** GIVEN RECORDS **
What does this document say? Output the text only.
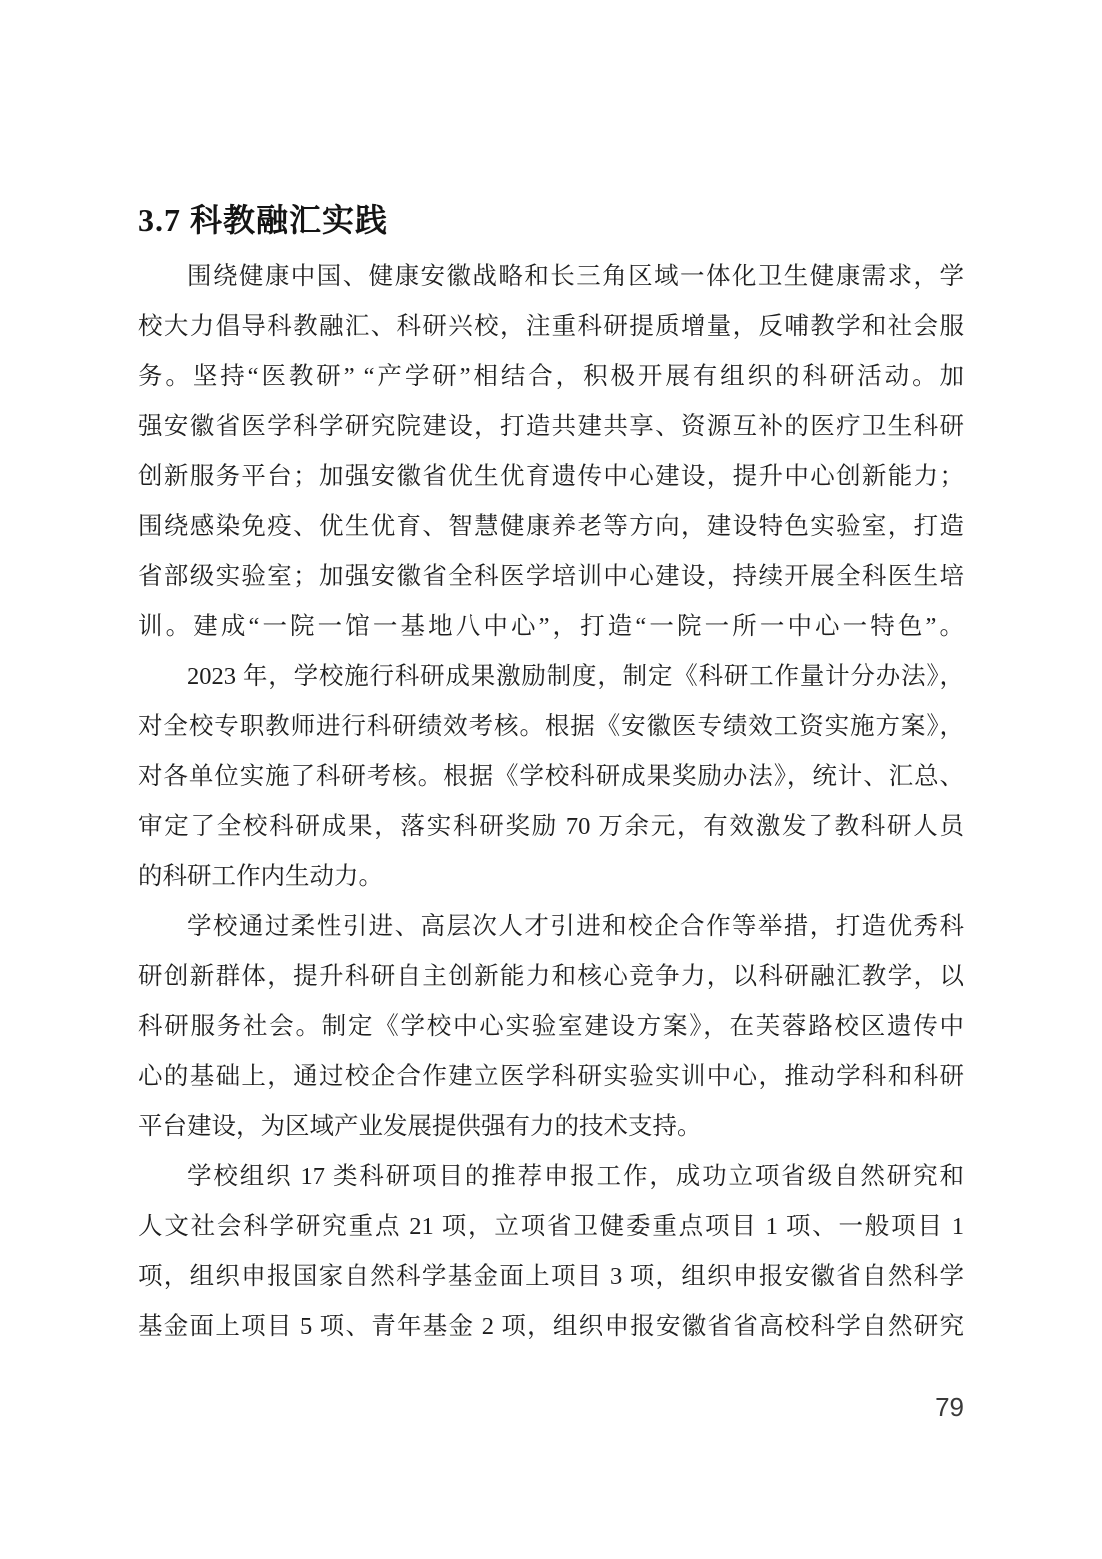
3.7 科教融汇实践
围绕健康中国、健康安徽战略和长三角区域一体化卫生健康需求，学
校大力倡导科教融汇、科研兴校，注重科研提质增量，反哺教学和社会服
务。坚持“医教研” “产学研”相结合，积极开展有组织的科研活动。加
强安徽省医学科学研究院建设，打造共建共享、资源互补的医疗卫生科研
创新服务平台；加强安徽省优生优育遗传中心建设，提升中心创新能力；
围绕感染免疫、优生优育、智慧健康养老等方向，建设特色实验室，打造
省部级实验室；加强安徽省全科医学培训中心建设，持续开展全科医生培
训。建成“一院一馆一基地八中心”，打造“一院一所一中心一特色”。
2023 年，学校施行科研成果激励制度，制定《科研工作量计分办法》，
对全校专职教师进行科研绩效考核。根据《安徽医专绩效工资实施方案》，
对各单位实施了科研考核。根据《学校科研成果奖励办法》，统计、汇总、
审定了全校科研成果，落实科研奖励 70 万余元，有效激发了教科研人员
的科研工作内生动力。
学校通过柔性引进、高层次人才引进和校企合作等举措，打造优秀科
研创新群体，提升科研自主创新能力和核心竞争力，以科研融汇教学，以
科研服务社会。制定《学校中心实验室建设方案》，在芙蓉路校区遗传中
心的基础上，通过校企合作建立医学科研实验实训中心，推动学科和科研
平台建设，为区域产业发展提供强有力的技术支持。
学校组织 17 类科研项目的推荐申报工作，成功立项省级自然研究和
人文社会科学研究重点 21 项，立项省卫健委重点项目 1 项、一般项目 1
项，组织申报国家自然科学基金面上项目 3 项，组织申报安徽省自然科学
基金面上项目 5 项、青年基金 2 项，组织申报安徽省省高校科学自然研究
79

...

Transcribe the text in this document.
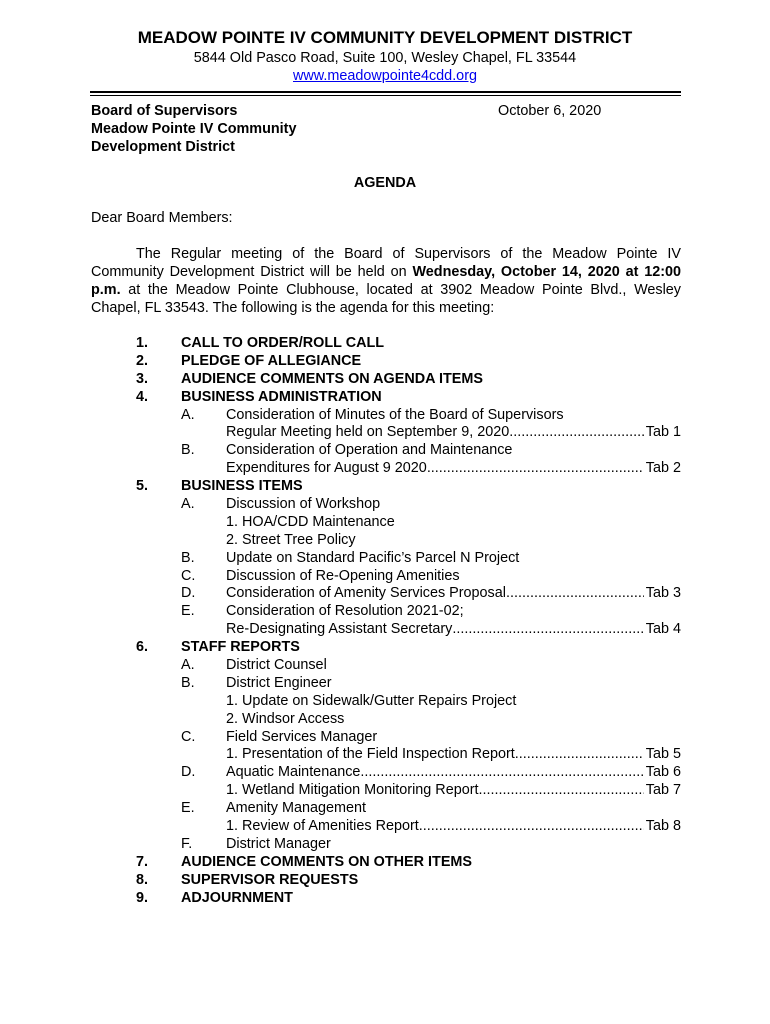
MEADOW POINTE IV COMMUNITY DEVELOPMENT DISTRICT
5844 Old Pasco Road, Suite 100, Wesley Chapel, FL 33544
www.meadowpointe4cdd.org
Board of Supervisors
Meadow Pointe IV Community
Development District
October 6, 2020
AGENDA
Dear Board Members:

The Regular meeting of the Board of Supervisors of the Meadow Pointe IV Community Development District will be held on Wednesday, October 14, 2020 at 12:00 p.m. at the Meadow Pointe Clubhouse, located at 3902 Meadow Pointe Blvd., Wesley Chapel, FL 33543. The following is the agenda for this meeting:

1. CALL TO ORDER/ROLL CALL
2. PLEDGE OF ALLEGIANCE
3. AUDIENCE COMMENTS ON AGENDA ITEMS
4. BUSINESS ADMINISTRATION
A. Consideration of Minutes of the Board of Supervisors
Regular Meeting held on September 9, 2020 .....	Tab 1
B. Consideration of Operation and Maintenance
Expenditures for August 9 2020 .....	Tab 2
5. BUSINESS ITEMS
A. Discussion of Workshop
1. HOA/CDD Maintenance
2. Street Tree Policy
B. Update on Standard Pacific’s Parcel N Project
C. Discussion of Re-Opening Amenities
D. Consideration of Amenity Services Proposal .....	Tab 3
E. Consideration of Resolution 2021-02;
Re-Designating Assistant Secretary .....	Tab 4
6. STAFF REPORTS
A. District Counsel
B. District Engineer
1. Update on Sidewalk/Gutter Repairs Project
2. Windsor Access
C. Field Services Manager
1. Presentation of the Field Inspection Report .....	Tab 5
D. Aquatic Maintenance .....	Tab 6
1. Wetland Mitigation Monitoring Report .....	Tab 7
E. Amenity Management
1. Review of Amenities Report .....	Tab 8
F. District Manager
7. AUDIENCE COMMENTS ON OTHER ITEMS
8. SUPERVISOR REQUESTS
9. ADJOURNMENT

** PROBLEM DESCRIPTION **
Look through the entries above and report each line where the string "Supervisors" occurs.

** RESPONSE TO THE EXERCISE **
Board of Supervisors
The Regular meeting of the Board of Supervisors of the Meadow Pointe IV Community Development District will be held on Wednesday, October 14, 2020 at 12:00 p.m. at the Meadow Pointe Clubhouse, located at 3902 Meadow Pointe Blvd., Wesley Chapel, FL 33543. The following is the agenda for this meeting:
A. Consideration of Minutes of the Board of Supervisors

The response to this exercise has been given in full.